#### [What is asked]
How many lines in the listing below include the word "fernando"? Reply with the count alone.

Stored data
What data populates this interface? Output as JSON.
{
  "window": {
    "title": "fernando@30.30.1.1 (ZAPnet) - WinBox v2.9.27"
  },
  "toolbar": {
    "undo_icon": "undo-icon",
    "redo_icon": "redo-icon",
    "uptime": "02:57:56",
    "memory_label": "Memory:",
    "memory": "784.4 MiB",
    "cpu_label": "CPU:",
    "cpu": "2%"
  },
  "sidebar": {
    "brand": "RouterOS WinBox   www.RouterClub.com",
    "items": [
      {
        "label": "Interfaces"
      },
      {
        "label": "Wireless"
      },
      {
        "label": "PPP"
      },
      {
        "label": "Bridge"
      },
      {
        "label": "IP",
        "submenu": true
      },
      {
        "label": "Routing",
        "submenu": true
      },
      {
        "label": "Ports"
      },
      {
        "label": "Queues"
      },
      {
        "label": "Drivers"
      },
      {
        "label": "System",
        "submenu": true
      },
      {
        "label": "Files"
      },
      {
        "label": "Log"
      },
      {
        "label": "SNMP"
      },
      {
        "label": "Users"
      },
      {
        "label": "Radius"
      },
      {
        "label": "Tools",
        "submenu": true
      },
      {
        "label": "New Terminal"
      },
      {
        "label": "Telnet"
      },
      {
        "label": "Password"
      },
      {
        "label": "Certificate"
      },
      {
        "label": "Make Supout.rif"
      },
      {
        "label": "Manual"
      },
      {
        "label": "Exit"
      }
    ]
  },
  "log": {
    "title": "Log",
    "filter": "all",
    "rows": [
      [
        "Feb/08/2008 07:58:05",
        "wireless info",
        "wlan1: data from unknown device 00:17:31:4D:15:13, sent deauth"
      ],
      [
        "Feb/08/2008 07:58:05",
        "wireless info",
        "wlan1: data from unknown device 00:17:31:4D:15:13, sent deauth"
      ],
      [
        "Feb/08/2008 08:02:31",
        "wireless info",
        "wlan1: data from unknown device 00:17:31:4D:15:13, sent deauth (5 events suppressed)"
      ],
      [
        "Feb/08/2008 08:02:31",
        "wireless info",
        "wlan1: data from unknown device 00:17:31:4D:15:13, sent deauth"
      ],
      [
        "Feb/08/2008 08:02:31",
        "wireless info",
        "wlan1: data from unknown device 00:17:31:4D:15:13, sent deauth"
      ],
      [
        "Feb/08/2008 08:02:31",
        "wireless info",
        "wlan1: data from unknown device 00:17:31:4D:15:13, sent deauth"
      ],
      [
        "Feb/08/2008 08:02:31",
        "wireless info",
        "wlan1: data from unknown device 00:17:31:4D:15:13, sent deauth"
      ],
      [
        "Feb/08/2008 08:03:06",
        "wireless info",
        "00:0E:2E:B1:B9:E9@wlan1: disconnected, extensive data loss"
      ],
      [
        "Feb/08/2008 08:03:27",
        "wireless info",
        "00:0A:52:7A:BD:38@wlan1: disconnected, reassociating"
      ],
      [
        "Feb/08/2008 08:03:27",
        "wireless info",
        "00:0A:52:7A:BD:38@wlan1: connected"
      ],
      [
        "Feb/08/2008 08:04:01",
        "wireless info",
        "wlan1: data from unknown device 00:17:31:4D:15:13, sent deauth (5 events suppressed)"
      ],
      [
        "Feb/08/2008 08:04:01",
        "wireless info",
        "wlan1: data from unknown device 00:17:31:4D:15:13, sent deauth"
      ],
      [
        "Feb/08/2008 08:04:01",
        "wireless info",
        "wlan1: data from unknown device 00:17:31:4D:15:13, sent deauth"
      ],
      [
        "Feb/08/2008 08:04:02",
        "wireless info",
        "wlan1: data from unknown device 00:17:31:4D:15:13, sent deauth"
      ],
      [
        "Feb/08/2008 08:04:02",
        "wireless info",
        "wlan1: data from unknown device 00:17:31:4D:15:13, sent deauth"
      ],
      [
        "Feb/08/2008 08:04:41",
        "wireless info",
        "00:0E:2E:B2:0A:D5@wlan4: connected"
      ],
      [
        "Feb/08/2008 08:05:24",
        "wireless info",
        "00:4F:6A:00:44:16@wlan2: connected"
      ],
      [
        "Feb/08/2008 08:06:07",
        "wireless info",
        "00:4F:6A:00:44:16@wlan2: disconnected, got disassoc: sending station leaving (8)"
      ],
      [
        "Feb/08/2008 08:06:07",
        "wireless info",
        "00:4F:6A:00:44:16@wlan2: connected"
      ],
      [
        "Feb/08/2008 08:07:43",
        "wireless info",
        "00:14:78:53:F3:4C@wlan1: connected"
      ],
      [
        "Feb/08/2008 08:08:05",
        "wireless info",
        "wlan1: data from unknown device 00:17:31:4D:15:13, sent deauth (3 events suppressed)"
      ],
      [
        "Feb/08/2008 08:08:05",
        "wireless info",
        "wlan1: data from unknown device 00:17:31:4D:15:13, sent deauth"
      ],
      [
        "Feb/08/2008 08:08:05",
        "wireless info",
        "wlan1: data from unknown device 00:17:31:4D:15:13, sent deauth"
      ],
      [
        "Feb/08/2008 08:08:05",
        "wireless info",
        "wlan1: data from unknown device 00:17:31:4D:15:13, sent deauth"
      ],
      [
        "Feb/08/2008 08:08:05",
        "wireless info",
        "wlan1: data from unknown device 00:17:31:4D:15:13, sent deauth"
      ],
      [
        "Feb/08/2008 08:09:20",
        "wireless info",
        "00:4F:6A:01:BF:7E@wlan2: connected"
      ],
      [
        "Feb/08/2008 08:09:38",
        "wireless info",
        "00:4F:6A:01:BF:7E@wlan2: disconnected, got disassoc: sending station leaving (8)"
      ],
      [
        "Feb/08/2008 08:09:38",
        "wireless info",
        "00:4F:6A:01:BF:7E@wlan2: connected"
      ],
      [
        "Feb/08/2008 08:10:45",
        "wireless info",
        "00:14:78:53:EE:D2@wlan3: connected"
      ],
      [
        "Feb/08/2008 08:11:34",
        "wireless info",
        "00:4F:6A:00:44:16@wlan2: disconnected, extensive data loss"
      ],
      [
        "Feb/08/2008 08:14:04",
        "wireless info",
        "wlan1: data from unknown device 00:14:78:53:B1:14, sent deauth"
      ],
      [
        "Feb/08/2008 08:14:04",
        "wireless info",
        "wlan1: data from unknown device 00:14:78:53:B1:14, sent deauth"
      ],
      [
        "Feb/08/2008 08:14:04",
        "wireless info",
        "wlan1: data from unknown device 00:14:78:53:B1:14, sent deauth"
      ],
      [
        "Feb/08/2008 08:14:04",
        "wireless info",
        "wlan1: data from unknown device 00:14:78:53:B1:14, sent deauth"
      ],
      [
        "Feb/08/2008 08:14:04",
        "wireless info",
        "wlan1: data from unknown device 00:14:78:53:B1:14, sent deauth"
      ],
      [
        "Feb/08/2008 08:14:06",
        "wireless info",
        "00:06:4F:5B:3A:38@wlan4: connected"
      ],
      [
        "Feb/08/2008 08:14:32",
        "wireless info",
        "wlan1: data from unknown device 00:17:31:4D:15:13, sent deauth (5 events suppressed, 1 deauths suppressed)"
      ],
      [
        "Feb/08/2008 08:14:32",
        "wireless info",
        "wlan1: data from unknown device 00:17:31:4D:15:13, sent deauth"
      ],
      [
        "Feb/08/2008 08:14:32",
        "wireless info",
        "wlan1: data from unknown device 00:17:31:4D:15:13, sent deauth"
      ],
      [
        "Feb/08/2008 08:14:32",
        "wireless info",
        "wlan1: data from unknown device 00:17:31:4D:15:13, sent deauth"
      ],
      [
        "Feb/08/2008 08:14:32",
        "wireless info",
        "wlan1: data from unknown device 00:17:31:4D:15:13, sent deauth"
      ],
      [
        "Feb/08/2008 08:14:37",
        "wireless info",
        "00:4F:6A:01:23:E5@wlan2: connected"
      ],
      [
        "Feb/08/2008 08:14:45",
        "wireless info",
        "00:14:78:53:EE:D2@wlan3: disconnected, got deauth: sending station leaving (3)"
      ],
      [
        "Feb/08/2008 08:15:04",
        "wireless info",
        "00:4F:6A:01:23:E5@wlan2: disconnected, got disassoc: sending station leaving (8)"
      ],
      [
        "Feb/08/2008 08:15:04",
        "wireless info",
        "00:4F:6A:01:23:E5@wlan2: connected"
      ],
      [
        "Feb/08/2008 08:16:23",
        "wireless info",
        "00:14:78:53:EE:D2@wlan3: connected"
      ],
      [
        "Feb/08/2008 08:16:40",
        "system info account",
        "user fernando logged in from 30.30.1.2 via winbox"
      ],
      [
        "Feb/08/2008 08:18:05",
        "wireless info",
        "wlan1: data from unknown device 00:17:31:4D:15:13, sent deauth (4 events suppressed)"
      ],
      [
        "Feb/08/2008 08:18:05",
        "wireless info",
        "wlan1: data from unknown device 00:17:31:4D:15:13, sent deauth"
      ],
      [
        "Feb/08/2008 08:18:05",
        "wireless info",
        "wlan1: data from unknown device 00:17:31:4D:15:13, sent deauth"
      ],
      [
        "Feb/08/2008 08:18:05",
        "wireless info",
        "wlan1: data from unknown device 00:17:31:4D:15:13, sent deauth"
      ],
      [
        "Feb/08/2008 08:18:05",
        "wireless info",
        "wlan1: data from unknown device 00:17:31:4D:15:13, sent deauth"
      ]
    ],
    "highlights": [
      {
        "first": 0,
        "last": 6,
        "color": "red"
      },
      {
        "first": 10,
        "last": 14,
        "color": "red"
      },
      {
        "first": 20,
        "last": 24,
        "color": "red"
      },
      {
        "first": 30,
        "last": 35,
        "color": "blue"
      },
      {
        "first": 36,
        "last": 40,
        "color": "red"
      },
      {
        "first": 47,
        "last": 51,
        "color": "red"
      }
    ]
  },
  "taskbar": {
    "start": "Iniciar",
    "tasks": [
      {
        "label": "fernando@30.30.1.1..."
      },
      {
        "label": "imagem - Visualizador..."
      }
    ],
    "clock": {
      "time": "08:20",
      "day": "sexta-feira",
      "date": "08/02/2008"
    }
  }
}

#### [Task answer]
3